- **Task statement**: Which lines in the records below contain the string "android"? Copy each of those lines in full.

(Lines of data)
start
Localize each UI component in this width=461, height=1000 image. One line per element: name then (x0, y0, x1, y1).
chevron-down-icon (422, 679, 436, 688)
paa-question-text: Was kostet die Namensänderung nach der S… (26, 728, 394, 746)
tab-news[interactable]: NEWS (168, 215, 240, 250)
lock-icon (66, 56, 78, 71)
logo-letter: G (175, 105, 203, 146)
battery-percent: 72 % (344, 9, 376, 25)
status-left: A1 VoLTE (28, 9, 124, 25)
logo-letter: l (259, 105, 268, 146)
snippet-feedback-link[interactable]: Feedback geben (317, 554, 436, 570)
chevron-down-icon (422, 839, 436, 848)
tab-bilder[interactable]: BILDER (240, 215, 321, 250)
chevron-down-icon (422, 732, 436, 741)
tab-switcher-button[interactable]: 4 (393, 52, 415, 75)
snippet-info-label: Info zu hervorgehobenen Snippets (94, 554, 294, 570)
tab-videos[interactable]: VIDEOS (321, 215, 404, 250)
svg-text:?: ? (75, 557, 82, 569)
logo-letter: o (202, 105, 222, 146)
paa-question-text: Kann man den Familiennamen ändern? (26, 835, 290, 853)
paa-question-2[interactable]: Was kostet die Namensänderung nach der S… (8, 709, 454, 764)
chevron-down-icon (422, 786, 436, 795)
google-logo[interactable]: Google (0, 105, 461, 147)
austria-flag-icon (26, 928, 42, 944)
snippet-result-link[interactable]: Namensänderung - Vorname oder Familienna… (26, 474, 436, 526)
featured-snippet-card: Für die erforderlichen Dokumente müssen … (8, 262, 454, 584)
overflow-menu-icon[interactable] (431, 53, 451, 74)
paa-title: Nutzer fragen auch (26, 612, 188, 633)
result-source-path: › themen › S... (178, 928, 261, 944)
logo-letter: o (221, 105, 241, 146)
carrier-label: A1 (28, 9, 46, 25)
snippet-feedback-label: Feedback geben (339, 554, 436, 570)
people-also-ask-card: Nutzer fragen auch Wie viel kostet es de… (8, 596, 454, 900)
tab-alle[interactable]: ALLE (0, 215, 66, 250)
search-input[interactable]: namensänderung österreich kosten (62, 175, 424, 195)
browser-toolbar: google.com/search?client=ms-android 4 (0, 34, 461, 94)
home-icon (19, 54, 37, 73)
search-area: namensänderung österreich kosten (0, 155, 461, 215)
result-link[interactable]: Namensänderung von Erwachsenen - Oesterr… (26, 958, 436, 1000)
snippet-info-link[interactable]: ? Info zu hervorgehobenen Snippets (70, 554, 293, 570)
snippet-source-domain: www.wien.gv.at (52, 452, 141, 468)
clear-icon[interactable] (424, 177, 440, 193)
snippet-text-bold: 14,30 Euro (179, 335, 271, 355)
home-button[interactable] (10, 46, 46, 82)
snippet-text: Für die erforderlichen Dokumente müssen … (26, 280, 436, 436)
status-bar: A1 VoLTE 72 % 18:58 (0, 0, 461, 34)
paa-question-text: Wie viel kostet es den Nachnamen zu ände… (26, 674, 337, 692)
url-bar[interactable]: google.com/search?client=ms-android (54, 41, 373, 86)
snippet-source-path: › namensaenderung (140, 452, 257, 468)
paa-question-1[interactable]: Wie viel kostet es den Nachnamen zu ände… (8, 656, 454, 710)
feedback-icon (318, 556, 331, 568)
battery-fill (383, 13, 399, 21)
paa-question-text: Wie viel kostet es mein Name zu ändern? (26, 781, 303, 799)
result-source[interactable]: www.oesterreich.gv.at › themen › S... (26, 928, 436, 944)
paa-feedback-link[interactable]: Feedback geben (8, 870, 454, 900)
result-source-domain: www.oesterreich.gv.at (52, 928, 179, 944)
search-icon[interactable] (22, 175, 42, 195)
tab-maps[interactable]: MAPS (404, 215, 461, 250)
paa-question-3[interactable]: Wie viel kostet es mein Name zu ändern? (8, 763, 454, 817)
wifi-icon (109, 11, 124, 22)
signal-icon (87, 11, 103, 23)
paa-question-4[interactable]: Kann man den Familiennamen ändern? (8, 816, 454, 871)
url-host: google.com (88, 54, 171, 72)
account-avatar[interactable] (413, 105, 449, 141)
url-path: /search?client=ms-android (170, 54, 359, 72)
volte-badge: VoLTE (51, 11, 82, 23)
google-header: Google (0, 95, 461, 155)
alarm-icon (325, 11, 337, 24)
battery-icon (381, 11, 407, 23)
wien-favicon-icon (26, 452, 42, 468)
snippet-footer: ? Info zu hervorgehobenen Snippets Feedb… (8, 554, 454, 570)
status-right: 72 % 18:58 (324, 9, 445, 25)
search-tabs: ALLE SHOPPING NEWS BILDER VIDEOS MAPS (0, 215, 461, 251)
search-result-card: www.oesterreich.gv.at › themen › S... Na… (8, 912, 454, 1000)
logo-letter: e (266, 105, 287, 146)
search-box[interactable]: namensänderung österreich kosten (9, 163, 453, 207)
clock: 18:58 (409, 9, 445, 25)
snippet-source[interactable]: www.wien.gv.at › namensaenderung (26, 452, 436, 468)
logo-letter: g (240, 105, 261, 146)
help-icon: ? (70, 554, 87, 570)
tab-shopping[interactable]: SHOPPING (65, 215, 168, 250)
end
- **Worked answer**:
browser-toolbar: google.com/search?client=ms-android 4 (0, 34, 461, 94)
url-bar[interactable]: google.com/search?client=ms-android (54, 41, 373, 86)
url-path: /search?client=ms-android (170, 54, 359, 72)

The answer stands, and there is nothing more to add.